Work to be completed
Lines before the one containing "What does this" are excluded; reproduce that line and all lines after it in the entries below, exactly.

Stored data:
--------------------

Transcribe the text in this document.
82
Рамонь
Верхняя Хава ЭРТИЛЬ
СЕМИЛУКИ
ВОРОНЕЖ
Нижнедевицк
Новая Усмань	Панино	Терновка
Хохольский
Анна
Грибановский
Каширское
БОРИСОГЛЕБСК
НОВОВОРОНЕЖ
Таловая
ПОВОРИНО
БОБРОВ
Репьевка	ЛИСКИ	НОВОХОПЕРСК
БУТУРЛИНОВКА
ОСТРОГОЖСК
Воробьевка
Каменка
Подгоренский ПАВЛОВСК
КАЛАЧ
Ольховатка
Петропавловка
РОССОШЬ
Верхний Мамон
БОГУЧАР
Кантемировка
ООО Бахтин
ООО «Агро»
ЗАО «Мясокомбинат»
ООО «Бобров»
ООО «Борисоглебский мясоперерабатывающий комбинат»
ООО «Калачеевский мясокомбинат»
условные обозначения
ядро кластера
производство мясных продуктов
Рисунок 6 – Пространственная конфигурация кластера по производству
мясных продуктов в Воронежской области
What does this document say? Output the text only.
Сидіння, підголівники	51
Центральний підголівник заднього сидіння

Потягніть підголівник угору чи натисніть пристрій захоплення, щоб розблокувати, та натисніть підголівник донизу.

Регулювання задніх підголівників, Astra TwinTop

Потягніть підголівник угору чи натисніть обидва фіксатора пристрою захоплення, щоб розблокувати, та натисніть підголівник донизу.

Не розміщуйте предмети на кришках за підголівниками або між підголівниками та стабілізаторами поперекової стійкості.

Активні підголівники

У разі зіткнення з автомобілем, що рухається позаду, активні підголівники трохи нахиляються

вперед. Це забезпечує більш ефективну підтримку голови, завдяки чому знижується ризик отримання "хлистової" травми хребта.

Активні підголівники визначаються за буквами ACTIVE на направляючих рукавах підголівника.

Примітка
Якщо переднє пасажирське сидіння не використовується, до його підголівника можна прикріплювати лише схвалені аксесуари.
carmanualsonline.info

--------------------

Task output
What does this document say? Output the text only.
Сидіння, підголівники	51
Центральний підголівник заднього сидіння

Потягніть підголівник угору чи натисніть пристрій захоплення, щоб розблокувати, та натисніть підголівник донизу.

Регулювання задніх підголівників, Astra TwinTop

Потягніть підголівник угору чи натисніть обидва фіксатора пристрою захоплення, щоб розблокувати, та натисніть підголівник донизу.

Не розміщуйте предмети на кришках за підголівниками або між підголівниками та стабілізаторами поперекової стійкості.

Активні підголівники

У разі зіткнення з автомобілем, що рухається позаду, активні підголівники трохи нахиляються

вперед. Це забезпечує більш ефективну підтримку голови, завдяки чому знижується ризик отримання "хлистової" травми хребта.

Активні підголівники визначаються за буквами ACTIVE на направляючих рукавах підголівника.

Примітка
Якщо переднє пасажирське сидіння не використовується, до його підголівника можна прикріплювати лише схвалені аксесуари.
carmanualsonline.info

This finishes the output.